What you should do
Pull every line with "stimulusinducerad" from the data.

*** Input data ***

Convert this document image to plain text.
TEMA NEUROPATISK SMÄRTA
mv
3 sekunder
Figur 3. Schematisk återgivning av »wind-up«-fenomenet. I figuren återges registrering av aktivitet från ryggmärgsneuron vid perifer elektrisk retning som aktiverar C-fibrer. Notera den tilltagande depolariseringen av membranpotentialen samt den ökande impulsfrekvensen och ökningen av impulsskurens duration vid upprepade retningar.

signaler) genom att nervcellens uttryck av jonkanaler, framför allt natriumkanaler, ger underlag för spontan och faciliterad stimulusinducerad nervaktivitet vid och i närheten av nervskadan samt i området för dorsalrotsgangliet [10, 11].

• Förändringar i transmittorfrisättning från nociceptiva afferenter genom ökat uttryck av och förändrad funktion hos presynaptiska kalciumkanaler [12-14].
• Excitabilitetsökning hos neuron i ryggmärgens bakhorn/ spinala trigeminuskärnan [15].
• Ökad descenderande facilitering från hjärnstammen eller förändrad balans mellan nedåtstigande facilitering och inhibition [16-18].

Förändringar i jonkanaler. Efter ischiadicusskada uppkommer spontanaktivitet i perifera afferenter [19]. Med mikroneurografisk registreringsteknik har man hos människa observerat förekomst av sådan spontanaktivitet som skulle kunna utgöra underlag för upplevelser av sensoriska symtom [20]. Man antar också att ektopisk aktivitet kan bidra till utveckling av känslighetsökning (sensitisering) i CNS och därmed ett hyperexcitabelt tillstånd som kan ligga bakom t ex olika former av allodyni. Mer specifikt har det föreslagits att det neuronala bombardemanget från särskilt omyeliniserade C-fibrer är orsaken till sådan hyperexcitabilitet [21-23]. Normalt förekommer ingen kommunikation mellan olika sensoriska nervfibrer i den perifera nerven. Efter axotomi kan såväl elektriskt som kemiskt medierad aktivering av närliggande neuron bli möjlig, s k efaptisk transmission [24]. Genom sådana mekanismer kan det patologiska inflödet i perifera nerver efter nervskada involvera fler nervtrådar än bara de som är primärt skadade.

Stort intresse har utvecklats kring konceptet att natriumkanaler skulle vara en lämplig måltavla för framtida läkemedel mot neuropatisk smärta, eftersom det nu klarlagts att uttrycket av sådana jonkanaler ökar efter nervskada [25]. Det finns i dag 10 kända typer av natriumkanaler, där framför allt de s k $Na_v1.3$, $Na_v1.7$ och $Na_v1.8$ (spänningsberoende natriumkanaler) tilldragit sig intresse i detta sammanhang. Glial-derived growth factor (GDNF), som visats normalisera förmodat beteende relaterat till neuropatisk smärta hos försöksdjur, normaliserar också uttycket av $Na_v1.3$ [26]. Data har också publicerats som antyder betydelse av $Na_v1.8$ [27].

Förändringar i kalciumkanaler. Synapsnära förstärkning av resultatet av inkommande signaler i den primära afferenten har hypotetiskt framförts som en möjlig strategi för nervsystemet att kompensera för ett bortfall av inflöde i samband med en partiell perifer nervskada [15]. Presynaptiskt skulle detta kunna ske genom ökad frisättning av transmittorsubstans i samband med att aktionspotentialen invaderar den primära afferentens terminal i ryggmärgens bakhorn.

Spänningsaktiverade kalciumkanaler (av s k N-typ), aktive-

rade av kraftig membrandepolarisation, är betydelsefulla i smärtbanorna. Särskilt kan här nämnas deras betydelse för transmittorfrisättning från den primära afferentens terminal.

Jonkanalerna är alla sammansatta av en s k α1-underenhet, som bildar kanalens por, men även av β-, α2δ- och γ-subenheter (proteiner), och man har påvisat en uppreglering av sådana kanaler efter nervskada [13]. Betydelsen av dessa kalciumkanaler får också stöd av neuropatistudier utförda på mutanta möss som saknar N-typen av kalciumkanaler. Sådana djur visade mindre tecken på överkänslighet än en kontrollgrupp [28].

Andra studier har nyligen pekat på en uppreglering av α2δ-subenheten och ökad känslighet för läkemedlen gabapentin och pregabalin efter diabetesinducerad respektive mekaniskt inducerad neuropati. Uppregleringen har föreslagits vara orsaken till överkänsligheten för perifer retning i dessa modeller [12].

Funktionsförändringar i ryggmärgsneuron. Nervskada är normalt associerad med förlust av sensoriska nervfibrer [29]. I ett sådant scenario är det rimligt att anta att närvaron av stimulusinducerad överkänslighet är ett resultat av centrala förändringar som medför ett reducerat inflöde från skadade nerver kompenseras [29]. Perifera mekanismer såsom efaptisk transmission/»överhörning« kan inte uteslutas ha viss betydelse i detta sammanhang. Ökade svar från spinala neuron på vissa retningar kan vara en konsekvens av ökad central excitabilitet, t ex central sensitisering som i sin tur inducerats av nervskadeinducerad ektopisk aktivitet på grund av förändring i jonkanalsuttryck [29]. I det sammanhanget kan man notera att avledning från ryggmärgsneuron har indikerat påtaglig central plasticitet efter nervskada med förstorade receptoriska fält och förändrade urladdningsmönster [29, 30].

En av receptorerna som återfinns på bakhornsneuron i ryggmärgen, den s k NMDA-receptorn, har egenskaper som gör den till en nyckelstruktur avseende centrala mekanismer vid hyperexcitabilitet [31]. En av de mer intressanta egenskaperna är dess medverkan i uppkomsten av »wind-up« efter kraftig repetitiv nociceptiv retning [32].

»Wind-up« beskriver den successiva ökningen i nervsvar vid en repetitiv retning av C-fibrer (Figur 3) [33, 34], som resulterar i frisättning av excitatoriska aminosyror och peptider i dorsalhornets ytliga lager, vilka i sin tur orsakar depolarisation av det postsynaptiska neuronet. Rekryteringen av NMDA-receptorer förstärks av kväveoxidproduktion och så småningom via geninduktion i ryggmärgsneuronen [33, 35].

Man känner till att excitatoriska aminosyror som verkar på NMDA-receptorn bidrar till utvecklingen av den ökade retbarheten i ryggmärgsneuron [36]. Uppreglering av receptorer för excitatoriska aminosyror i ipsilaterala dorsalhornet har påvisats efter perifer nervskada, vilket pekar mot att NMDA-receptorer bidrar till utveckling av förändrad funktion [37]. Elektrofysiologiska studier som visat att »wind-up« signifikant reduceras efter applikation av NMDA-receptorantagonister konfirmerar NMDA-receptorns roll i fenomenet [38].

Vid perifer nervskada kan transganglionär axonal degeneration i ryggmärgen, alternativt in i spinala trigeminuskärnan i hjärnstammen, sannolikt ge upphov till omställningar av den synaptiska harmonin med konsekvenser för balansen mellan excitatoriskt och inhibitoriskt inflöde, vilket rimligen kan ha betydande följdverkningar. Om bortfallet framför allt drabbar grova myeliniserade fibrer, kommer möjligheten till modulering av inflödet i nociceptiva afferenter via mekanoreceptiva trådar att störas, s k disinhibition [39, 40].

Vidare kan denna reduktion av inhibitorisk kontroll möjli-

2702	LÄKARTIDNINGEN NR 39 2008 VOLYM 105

*** End of Input data ***

Reply to the exercise
signaler) genom att nervcellens uttryck av jonkanaler, framför allt natriumkanaler, ger underlag för spontan och faciliterad stimulusinducerad nervaktivitet vid och i närheten av nervskadan samt i området för dorsalrotsgangliet [10, 11].
Funktionsförändringar i ryggmärgsneuron. Nervskada är normalt associerad med förlust av sensoriska nervfibrer [29]. I ett sådant scenario är det rimligt att anta att närvaron av stimulusinducerad överkänslighet är ett resultat av centrala förändringar som medför ett reducerat inflöde från skadade nerver kompenseras [29]. Perifera mekanismer såsom efaptisk transmission/»överhörning« kan inte uteslutas ha viss betydelse i detta sammanhang. Ökade svar från spinala neuron på vissa retningar kan vara en konsekvens av ökad central excitabilitet, t ex central sensitisering som i sin tur inducerats av nervskadeinducerad ektopisk aktivitet på grund av förändring i jonkanalsuttryck [29]. I det sammanhanget kan man notera att avledning från ryggmärgsneuron har indikerat påtaglig central plasticitet efter nervskada med förstorade receptoriska fält och förändrade urladdningsmönster [29, 30].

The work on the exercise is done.